■ Written instruction
Leave the pictures out and transcribe every record exactly.

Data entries
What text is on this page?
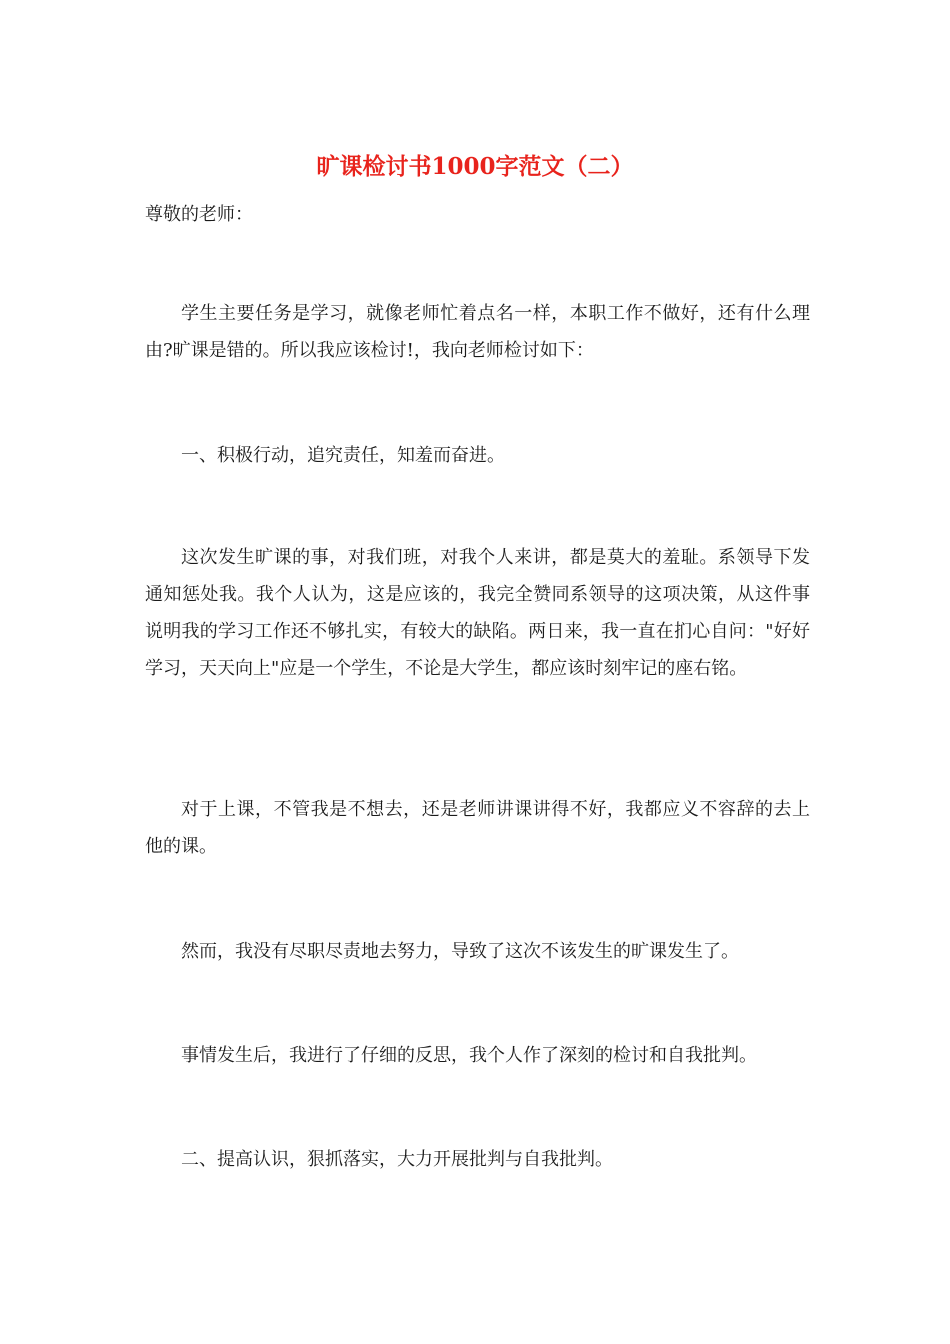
旷课检讨书1000字范文（二）

尊敬的老师：

学生主要任务是学习，就像老师忙着点名一样，本职工作不做好，还有什么理由?旷课是错的。所以我应该检讨!，我向老师检讨如下：

一、积极行动，追究责任，知羞而奋进。

这次发生旷课的事，对我们班，对我个人来讲，都是莫大的羞耻。系领导下发通知惩处我。我个人认为，这是应该的，我完全赞同系领导的这项决策，从这件事说明我的学习工作还不够扎实，有较大的缺陷。两日来，我一直在扪心自问："好好学习，天天向上"应是一个学生，不论是大学生，都应该时刻牢记的座右铭。

对于上课，不管我是不想去，还是老师讲课讲得不好，我都应义不容辞的去上他的课。

然而，我没有尽职尽责地去努力，导致了这次不该发生的旷课发生了。

事情发生后，我进行了仔细的反思，我个人作了深刻的检讨和自我批判。

二、提高认识，狠抓落实，大力开展批判与自我批判。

■ Answer to this task
What text is on this page?
旷课检讨书1000字范文（二）

尊敬的老师：

学生主要任务是学习，就像老师忙着点名一样，本职工作不做好，还有什么理由?旷课是错的。所以我应该检讨!，我向老师检讨如下：

一、积极行动，追究责任，知羞而奋进。

这次发生旷课的事，对我们班，对我个人来讲，都是莫大的羞耻。系领导下发通知惩处我。我个人认为，这是应该的，我完全赞同系领导的这项决策，从这件事说明我的学习工作还不够扎实，有较大的缺陷。两日来，我一直在扪心自问："好好学习，天天向上"应是一个学生，不论是大学生，都应该时刻牢记的座右铭。

对于上课，不管我是不想去，还是老师讲课讲得不好，我都应义不容辞的去上他的课。

然而，我没有尽职尽责地去努力，导致了这次不该发生的旷课发生了。

事情发生后，我进行了仔细的反思，我个人作了深刻的检讨和自我批判。

二、提高认识，狠抓落实，大力开展批判与自我批判。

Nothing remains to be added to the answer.